• [WHAT TO PRODUCE]:
Copy out the entries in full and with complete accuracy; pictures are excluded.

>> Start RECORDS FOR PROCESSING

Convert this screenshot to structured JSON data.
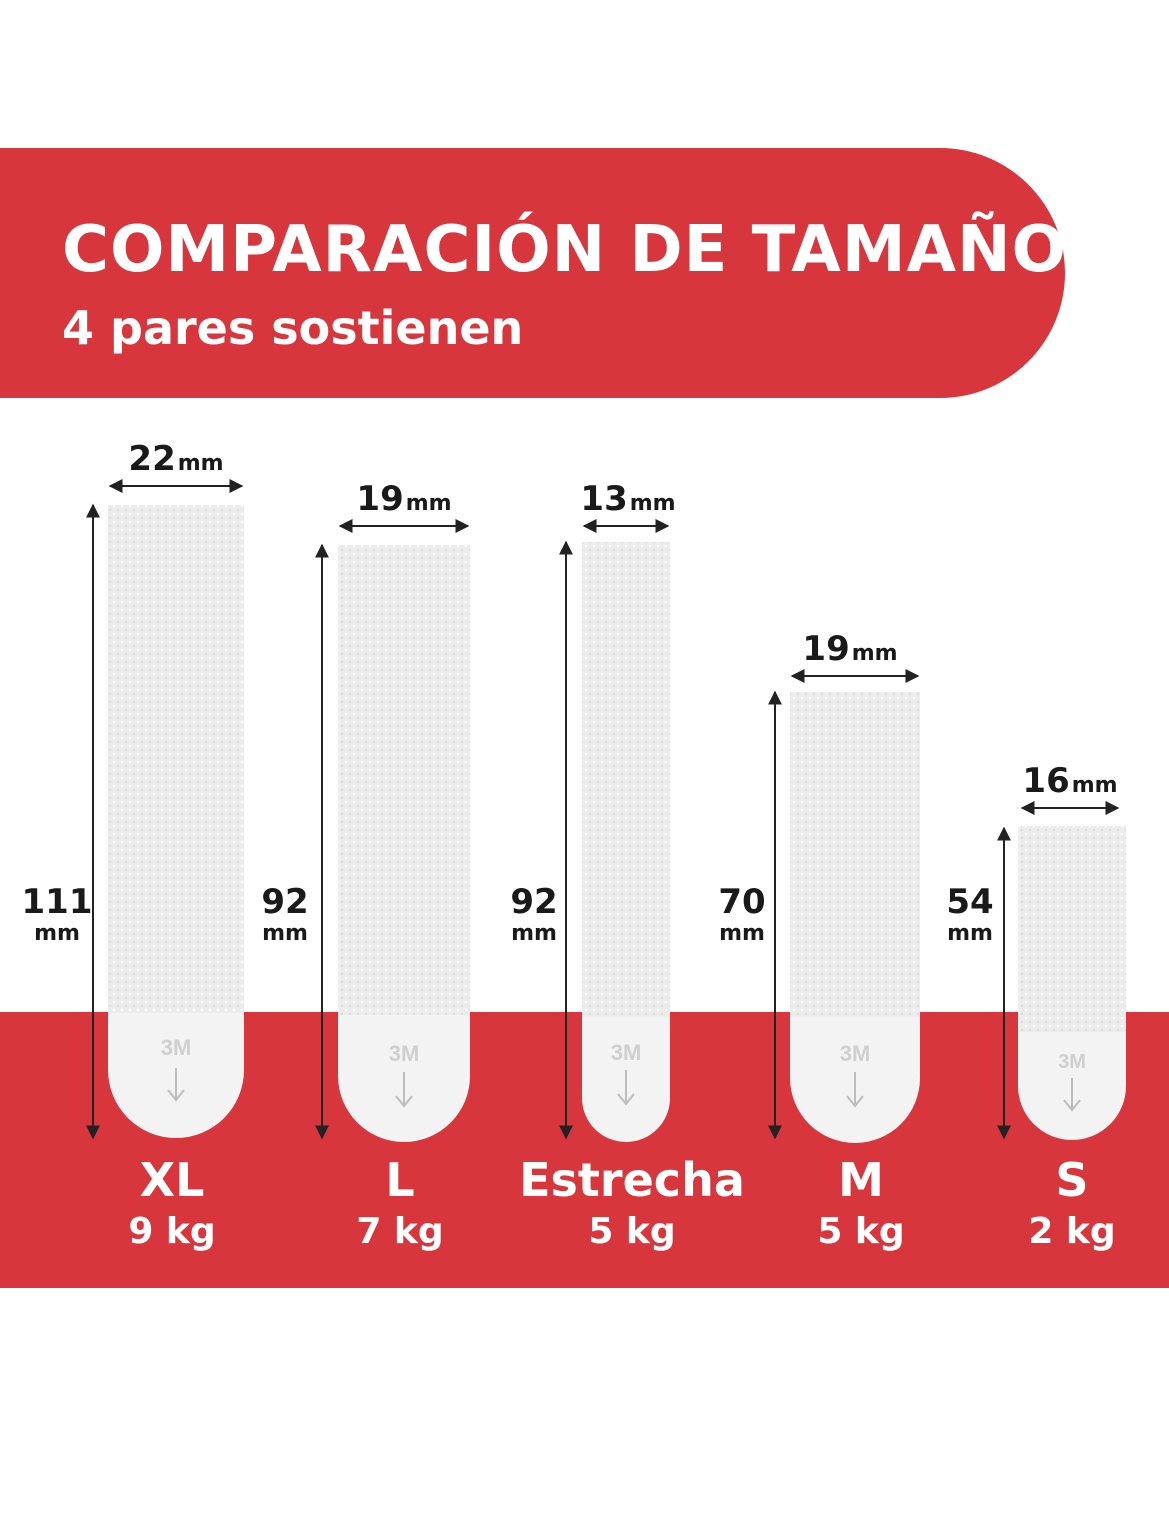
{
  "header": {
    "title": "COMPARACIÓN DE TAMAÑOS",
    "subtitle": "4 pares sostienen"
  },
  "colors": {
    "accent_red": "#d7363d",
    "strip_white": "#f1f1f1",
    "text_dark": "#1a1a1a"
  },
  "strip_logo": "3M",
  "strips": [
    {
      "name": "XL",
      "weight": "9 kg",
      "width_value": "22",
      "width_unit": "mm",
      "height_value": "111",
      "height_unit": "mm"
    },
    {
      "name": "L",
      "weight": "7 kg",
      "width_value": "19",
      "width_unit": "mm",
      "height_value": "92",
      "height_unit": "mm"
    },
    {
      "name": "Estrecha",
      "weight": "5 kg",
      "width_value": "13",
      "width_unit": "mm",
      "height_value": "92",
      "height_unit": "mm"
    },
    {
      "name": "M",
      "weight": "5 kg",
      "width_value": "19",
      "width_unit": "mm",
      "height_value": "70",
      "height_unit": "mm"
    },
    {
      "name": "S",
      "weight": "2 kg",
      "width_value": "16",
      "width_unit": "mm",
      "height_value": "54",
      "height_unit": "mm"
    }
  ]
}
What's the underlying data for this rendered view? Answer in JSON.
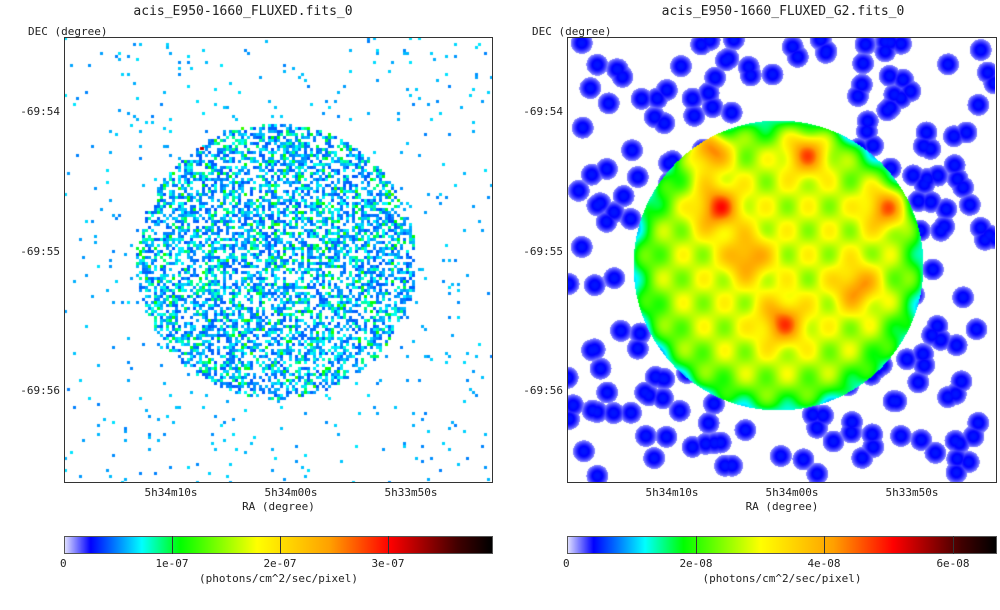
{
  "chart_data": [
    {
      "type": "heatmap",
      "title": "acis_E950-1660_FLUXED.fits_0",
      "xlabel": "RA (degree)",
      "ylabel": "DEC (degree)",
      "xticks": [
        "5h34m10s",
        "5h34m00s",
        "5h33m50s"
      ],
      "yticks": [
        "-69:54",
        "-69:55",
        "-69:56"
      ],
      "colorbar": {
        "ticks": [
          "0",
          "1e-07",
          "2e-07",
          "3e-07"
        ],
        "label": "(photons/cm^2/sec/pixel)",
        "range": [
          0,
          3.95e-07
        ]
      }
    },
    {
      "type": "heatmap",
      "title": "acis_E950-1660_FLUXED_G2.fits_0",
      "xlabel": "RA (degree)",
      "ylabel": "DEC (degree)",
      "xticks": [
        "5h34m10s",
        "5h34m00s",
        "5h33m50s"
      ],
      "yticks": [
        "-69:54",
        "-69:55",
        "-69:56"
      ],
      "colorbar": {
        "ticks": [
          "0",
          "2e-08",
          "4e-08",
          "6e-08"
        ],
        "label": "(photons/cm^2/sec/pixel)",
        "range": [
          0,
          6.6e-08
        ]
      }
    }
  ]
}
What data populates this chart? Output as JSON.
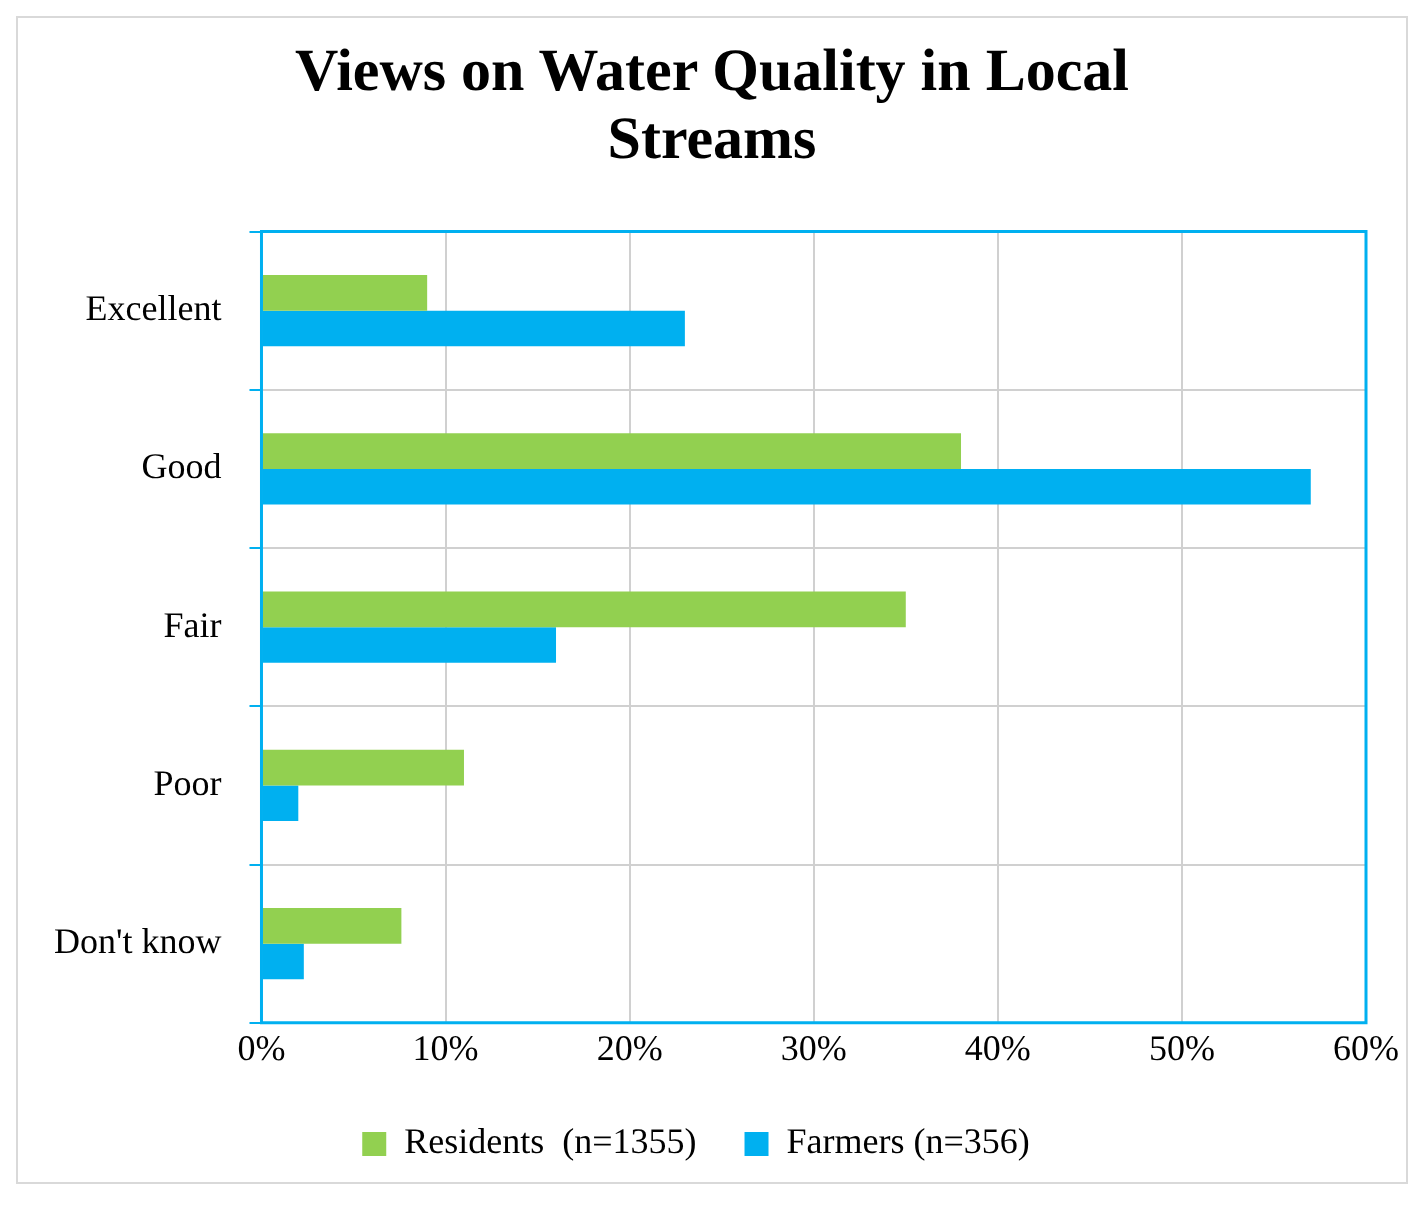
{
  "chart_data": {
    "type": "bar",
    "orientation": "horizontal",
    "title": "Views on Water Quality in Local Streams",
    "categories": [
      "Excellent",
      "Good",
      "Fair",
      "Poor",
      "Don't know"
    ],
    "series": [
      {
        "name": "Residents  (n=1355)",
        "color": "#92d050",
        "values": [
          9,
          38,
          35,
          11,
          7.6
        ]
      },
      {
        "name": "Farmers (n=356)",
        "color": "#00b0f0",
        "values": [
          23,
          57,
          16,
          2,
          2.3
        ]
      }
    ],
    "xlim": [
      0,
      60
    ],
    "xticks": [
      {
        "value": 0,
        "label": "0%"
      },
      {
        "value": 10,
        "label": "10%"
      },
      {
        "value": 20,
        "label": "20%"
      },
      {
        "value": 30,
        "label": "30%"
      },
      {
        "value": 40,
        "label": "40%"
      },
      {
        "value": 50,
        "label": "50%"
      },
      {
        "value": 60,
        "label": "60%"
      }
    ],
    "grid": true,
    "legend": "bottom"
  }
}
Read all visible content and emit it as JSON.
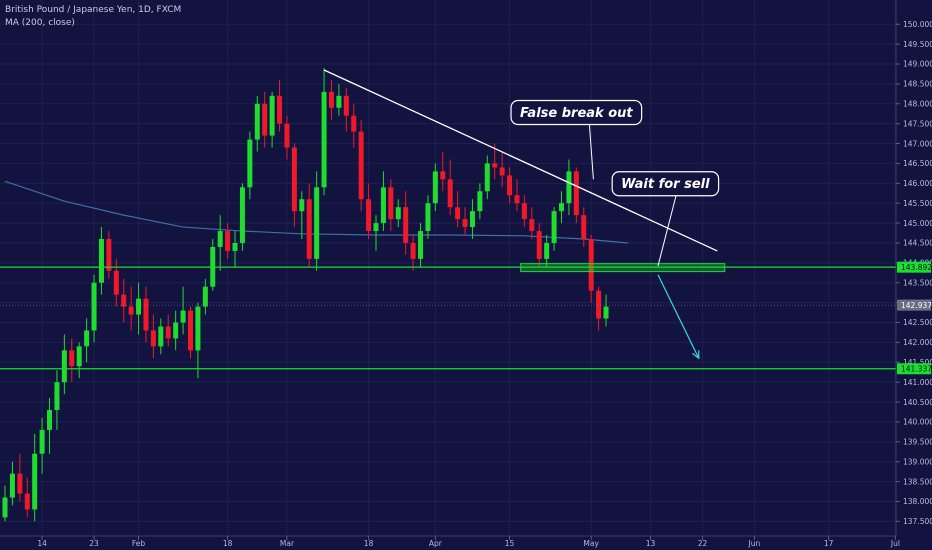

>> End RECORDS FOR PROCESSING

• [CORRECT ANSWER]:
Convert this screenshot to structured JSON data.
{
  "header": {
    "title": "COMPARACIÓN DE TAMAÑOS",
    "subtitle": "4 pares sostienen"
  },
  "colors": {
    "accent_red": "#d7363d",
    "strip_white": "#f1f1f1",
    "text_dark": "#1a1a1a"
  },
  "strip_logo": "3M",
  "strips": [
    {
      "name": "XL",
      "weight": "9 kg",
      "width_value": "22",
      "width_unit": "mm",
      "height_value": "111",
      "height_unit": "mm"
    },
    {
      "name": "L",
      "weight": "7 kg",
      "width_value": "19",
      "width_unit": "mm",
      "height_value": "92",
      "height_unit": "mm"
    },
    {
      "name": "Estrecha",
      "weight": "5 kg",
      "width_value": "13",
      "width_unit": "mm",
      "height_value": "92",
      "height_unit": "mm"
    },
    {
      "name": "M",
      "weight": "5 kg",
      "width_value": "19",
      "width_unit": "mm",
      "height_value": "70",
      "height_unit": "mm"
    },
    {
      "name": "S",
      "weight": "2 kg",
      "width_value": "16",
      "width_unit": "mm",
      "height_value": "54",
      "height_unit": "mm"
    }
  ]
}
What's the underlying data for this rendered view? Answer in JSON.
{
  "chart_data": [
    {
      "type": "heatmap",
      "title": "acis_E950-1660_FLUXED.fits_0",
      "xlabel": "RA (degree)",
      "ylabel": "DEC (degree)",
      "xticks": [
        "5h34m10s",
        "5h34m00s",
        "5h33m50s"
      ],
      "yticks": [
        "-69:54",
        "-69:55",
        "-69:56"
      ],
      "colorbar": {
        "ticks": [
          "0",
          "1e-07",
          "2e-07",
          "3e-07"
        ],
        "label": "(photons/cm^2/sec/pixel)",
        "range": [
          0,
          3.95e-07
        ]
      }
    },
    {
      "type": "heatmap",
      "title": "acis_E950-1660_FLUXED_G2.fits_0",
      "xlabel": "RA (degree)",
      "ylabel": "DEC (degree)",
      "xticks": [
        "5h34m10s",
        "5h34m00s",
        "5h33m50s"
      ],
      "yticks": [
        "-69:54",
        "-69:55",
        "-69:56"
      ],
      "colorbar": {
        "ticks": [
          "0",
          "2e-08",
          "4e-08",
          "6e-08"
        ],
        "label": "(photons/cm^2/sec/pixel)",
        "range": [
          0,
          6.6e-08
        ]
      }
    }
  ]
}
What data populates this chart? Output as JSON.
{
  "chart_data": {
    "type": "bar",
    "orientation": "horizontal",
    "title": "Views on Water Quality in Local Streams",
    "categories": [
      "Excellent",
      "Good",
      "Fair",
      "Poor",
      "Don't know"
    ],
    "series": [
      {
        "name": "Residents  (n=1355)",
        "color": "#92d050",
        "values": [
          9,
          38,
          35,
          11,
          7.6
        ]
      },
      {
        "name": "Farmers (n=356)",
        "color": "#00b0f0",
        "values": [
          23,
          57,
          16,
          2,
          2.3
        ]
      }
    ],
    "xlim": [
      0,
      60
    ],
    "xticks": [
      {
        "value": 0,
        "label": "0%"
      },
      {
        "value": 10,
        "label": "10%"
      },
      {
        "value": 20,
        "label": "20%"
      },
      {
        "value": 30,
        "label": "30%"
      },
      {
        "value": 40,
        "label": "40%"
      },
      {
        "value": 50,
        "label": "50%"
      },
      {
        "value": 60,
        "label": "60%"
      }
    ],
    "grid": true,
    "legend": "bottom"
  }
}
Read all visible content and emit it as JSON.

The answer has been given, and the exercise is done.